>>>

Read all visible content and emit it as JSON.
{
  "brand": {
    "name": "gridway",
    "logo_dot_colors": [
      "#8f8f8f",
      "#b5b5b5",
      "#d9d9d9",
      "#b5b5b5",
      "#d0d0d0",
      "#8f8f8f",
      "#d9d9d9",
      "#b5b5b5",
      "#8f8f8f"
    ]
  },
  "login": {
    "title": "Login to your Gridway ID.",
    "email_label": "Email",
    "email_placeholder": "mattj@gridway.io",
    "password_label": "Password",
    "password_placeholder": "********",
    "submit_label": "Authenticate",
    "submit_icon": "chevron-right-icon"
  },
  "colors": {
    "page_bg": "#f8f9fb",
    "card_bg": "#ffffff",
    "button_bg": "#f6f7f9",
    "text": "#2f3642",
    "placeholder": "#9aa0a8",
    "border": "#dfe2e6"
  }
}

<<<

Restate each of the entries above verbatim.

THE ANSWER:
Read all visible content and emit it as JSON.
{
  "brand": {
    "name": "gridway",
    "logo_dot_colors": [
      "#8f8f8f",
      "#b5b5b5",
      "#d9d9d9",
      "#b5b5b5",
      "#d0d0d0",
      "#8f8f8f",
      "#d9d9d9",
      "#b5b5b5",
      "#8f8f8f"
    ]
  },
  "login": {
    "title": "Login to your Gridway ID.",
    "email_label": "Email",
    "email_placeholder": "mattj@gridway.io",
    "password_label": "Password",
    "password_placeholder": "********",
    "submit_label": "Authenticate",
    "submit_icon": "chevron-right-icon"
  },
  "colors": {
    "page_bg": "#f8f9fb",
    "card_bg": "#ffffff",
    "button_bg": "#f6f7f9",
    "text": "#2f3642",
    "placeholder": "#9aa0a8",
    "border": "#dfe2e6"
  }
}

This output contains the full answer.